_Passage to read:_
Phone noise in noise canceling headphone

L

Leif Neland

Guest
I get the classic "woodpecker" sound when I connect my noise-cancelling
headset to my phone.

What can I do to kill that noise?

Ferrite beads or rings?

Tinfoil around the electronics blob on the cable?

--
Husk křrelys bagpĺ, hvis din bilfabrikant har taget den idiotiske
beslutning at undlade det.
 
On Saturday, October 19, 2013 9:49:41 AM UTC-5, Leif Neland wrote:
> I get the classic "woodpecker" sound when I connect my noise-cancelling headset to my phone. What can I do to kill that noise? Ferrite beads or rings? Tinfoil around the electronics blob on the cable? -- Husk křrelys bagpĺ, hvis din bilfabrikant har taget den idiotiske beslutning at undlade det.

How do you connect the headphones to your telephone? Are the impedances reasonably matched? Is thre any acoustic feedback from the headphones into the microphone of the telephone?

_Directions for this task:_
Decide whether each statement agrees with the forum thread about headphone noise. For each, answer yes or no and quote the words from the thread that settle it.
(a) The noise shows up when the noise-cancelling headset is connected to a phone.
(b) The first post was written on a Sunday.
(c) The reply asks whether the impedances are reasonably matched.

_Collected material:_

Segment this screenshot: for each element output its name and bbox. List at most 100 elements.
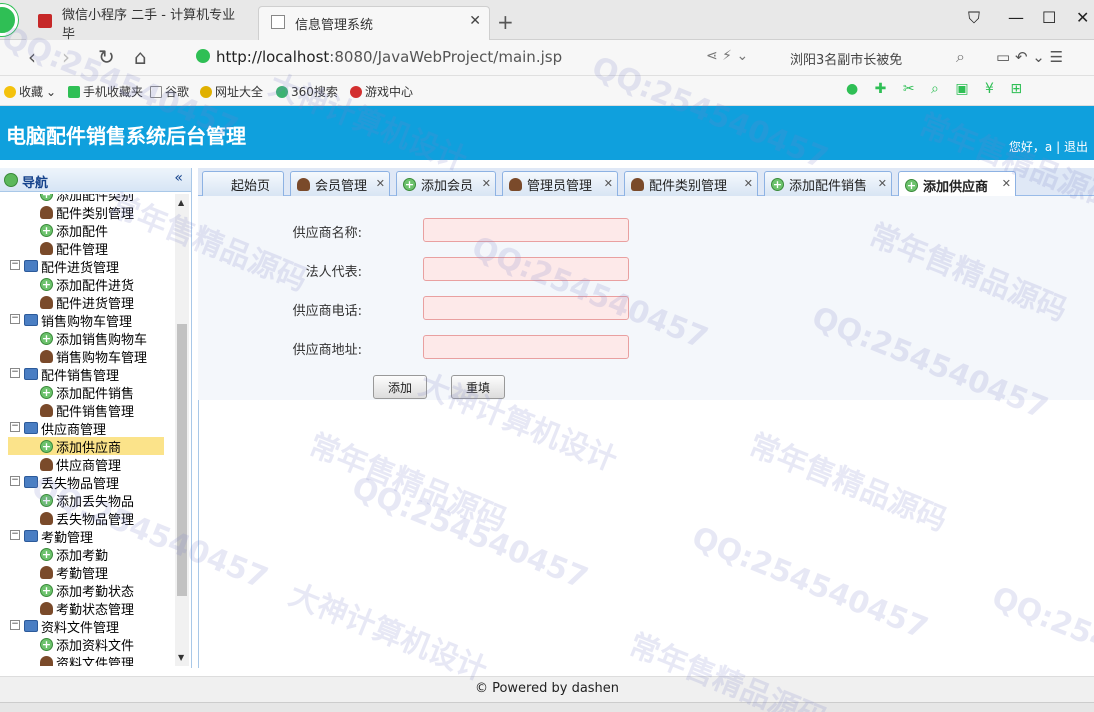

_Completed task:_
(a) Yes: "I get the classic "woodpecker" sound when I connect my noise-cancelling headset to my phone."
(b) No: "On Saturday, October 19, 2013 9:49:41 AM UTC-5, Leif Neland wrote:"
(c) Yes: "Are the impedances reasonably matched?"